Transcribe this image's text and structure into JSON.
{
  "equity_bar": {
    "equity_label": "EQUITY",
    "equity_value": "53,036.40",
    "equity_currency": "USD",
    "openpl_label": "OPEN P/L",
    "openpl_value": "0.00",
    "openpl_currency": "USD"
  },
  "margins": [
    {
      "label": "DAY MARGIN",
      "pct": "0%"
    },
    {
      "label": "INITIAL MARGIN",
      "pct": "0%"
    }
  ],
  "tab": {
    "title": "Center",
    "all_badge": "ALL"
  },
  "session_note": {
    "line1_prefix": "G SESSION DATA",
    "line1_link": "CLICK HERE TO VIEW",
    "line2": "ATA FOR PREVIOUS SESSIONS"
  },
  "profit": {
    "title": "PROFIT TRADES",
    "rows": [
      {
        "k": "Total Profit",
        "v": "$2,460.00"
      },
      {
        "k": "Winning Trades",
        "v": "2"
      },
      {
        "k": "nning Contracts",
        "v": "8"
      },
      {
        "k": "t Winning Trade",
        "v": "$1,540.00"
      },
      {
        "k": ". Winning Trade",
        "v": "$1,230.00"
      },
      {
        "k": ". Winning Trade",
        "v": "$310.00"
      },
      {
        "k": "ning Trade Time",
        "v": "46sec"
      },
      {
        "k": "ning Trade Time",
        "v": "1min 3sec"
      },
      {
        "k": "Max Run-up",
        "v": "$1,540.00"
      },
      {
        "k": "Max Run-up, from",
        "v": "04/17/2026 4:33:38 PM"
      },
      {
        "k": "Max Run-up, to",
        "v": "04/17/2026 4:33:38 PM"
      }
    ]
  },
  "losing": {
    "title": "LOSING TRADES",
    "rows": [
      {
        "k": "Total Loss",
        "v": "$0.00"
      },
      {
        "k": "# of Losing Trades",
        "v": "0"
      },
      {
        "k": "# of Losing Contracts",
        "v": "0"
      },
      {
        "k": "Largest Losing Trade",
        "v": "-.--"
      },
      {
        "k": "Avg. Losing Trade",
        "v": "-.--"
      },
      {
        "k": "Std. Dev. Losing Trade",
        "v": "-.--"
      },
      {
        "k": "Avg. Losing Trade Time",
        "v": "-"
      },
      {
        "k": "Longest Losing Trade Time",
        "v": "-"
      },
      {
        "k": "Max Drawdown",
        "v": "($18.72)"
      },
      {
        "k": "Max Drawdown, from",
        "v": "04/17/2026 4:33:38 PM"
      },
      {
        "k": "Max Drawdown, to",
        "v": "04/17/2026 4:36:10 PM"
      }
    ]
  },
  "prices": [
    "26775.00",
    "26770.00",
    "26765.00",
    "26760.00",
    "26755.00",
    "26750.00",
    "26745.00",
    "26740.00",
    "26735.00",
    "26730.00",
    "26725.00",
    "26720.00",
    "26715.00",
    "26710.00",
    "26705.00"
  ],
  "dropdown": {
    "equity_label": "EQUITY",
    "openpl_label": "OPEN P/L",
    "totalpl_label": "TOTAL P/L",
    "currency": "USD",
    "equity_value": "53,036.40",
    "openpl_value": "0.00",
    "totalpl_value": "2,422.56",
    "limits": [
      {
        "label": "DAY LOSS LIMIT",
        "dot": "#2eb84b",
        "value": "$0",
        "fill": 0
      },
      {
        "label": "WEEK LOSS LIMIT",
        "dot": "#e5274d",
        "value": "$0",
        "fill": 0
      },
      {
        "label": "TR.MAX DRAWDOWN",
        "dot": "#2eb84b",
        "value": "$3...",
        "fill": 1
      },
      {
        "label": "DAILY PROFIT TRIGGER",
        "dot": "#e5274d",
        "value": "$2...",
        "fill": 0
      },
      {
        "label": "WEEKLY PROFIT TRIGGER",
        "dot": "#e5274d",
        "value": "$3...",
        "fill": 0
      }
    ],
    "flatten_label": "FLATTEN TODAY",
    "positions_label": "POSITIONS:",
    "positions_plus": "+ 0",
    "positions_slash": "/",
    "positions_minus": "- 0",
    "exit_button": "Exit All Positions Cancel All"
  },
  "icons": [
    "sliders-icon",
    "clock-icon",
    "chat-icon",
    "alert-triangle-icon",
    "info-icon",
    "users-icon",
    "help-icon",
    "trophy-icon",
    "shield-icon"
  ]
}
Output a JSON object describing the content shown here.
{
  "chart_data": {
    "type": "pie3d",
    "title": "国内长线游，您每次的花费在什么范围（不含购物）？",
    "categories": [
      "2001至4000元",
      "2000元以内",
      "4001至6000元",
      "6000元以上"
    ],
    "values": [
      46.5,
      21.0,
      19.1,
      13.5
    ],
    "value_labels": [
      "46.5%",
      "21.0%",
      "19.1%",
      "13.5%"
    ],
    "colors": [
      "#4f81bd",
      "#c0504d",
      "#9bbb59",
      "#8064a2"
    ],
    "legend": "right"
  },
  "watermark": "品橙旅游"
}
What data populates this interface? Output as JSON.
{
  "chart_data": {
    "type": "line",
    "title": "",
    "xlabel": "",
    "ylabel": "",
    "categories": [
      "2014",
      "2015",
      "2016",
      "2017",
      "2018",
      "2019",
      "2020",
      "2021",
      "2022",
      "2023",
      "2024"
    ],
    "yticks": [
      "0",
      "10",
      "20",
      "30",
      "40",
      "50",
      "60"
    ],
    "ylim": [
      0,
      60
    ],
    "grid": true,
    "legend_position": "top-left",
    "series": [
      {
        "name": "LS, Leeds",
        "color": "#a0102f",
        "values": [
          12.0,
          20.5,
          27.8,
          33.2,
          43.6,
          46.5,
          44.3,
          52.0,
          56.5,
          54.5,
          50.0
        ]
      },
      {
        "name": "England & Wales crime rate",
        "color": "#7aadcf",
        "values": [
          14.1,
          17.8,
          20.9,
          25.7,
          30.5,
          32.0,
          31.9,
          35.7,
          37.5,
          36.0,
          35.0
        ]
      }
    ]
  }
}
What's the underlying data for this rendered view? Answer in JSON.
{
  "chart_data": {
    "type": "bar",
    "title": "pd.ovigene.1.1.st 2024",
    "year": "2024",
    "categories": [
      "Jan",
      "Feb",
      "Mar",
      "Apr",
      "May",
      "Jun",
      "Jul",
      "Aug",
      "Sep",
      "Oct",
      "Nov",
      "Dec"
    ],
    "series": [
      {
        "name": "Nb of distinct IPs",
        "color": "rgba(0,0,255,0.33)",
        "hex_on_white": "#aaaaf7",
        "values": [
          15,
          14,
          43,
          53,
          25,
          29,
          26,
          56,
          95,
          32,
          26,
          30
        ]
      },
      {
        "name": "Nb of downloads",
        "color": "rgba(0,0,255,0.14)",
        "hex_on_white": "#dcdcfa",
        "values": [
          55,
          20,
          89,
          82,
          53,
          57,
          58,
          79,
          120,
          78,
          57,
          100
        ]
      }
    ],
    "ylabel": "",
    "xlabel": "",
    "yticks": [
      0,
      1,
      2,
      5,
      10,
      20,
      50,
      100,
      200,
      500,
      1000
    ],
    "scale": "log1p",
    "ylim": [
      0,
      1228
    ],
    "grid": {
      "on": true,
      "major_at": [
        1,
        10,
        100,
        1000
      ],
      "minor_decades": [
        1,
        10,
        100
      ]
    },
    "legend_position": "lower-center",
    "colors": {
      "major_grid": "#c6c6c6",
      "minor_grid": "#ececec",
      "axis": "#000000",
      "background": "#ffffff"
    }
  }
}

* * * *

_The problem_
Copy out each line of the entries that holds "What".

_Solution for this task_
What data populates this interface? Output as JSON.
What's the underlying data for this rendered view? Answer in JSON.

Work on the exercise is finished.